- **What is asked**
Repeat each line exactly, leaving nothing out.

-- START OF Supplied data --

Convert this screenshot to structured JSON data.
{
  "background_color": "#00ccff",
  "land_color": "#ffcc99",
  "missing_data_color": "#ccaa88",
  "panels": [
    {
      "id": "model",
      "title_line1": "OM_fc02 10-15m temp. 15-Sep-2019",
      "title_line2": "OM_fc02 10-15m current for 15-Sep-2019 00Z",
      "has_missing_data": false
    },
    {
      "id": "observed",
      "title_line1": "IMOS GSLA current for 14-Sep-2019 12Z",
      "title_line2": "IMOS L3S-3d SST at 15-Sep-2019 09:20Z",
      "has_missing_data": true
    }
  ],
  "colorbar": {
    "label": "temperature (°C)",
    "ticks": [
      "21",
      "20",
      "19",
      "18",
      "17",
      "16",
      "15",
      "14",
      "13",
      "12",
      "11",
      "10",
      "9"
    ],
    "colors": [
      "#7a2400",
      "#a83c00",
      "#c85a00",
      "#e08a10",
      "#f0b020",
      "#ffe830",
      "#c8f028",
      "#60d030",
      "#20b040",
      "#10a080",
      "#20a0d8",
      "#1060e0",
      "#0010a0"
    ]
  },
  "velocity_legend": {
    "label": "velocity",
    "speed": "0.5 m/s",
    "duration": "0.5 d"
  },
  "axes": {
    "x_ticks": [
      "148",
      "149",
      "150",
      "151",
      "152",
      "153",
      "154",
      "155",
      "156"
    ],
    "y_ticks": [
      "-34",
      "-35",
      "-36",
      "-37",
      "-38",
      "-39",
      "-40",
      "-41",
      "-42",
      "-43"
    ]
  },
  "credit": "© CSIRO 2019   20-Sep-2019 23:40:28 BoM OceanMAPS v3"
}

-- END OF Supplied data --

- **The answer**
Convert this screenshot to structured JSON data.
{
  "background_color": "#00ccff",
  "land_color": "#ffcc99",
  "missing_data_color": "#ccaa88",
  "panels": [
    {
      "id": "model",
      "title_line1": "OM_fc02 10-15m temp. 15-Sep-2019",
      "title_line2": "OM_fc02 10-15m current for 15-Sep-2019 00Z",
      "has_missing_data": false
    },
    {
      "id": "observed",
      "title_line1": "IMOS GSLA current for 14-Sep-2019 12Z",
      "title_line2": "IMOS L3S-3d SST at 15-Sep-2019 09:20Z",
      "has_missing_data": true
    }
  ],
  "colorbar": {
    "label": "temperature (°C)",
    "ticks": [
      "21",
      "20",
      "19",
      "18",
      "17",
      "16",
      "15",
      "14",
      "13",
      "12",
      "11",
      "10",
      "9"
    ],
    "colors": [
      "#7a2400",
      "#a83c00",
      "#c85a00",
      "#e08a10",
      "#f0b020",
      "#ffe830",
      "#c8f028",
      "#60d030",
      "#20b040",
      "#10a080",
      "#20a0d8",
      "#1060e0",
      "#0010a0"
    ]
  },
  "velocity_legend": {
    "label": "velocity",
    "speed": "0.5 m/s",
    "duration": "0.5 d"
  },
  "axes": {
    "x_ticks": [
      "148",
      "149",
      "150",
      "151",
      "152",
      "153",
      "154",
      "155",
      "156"
    ],
    "y_ticks": [
      "-34",
      "-35",
      "-36",
      "-37",
      "-38",
      "-39",
      "-40",
      "-41",
      "-42",
      "-43"
    ]
  },
  "credit": "© CSIRO 2019   20-Sep-2019 23:40:28 BoM OceanMAPS v3"
}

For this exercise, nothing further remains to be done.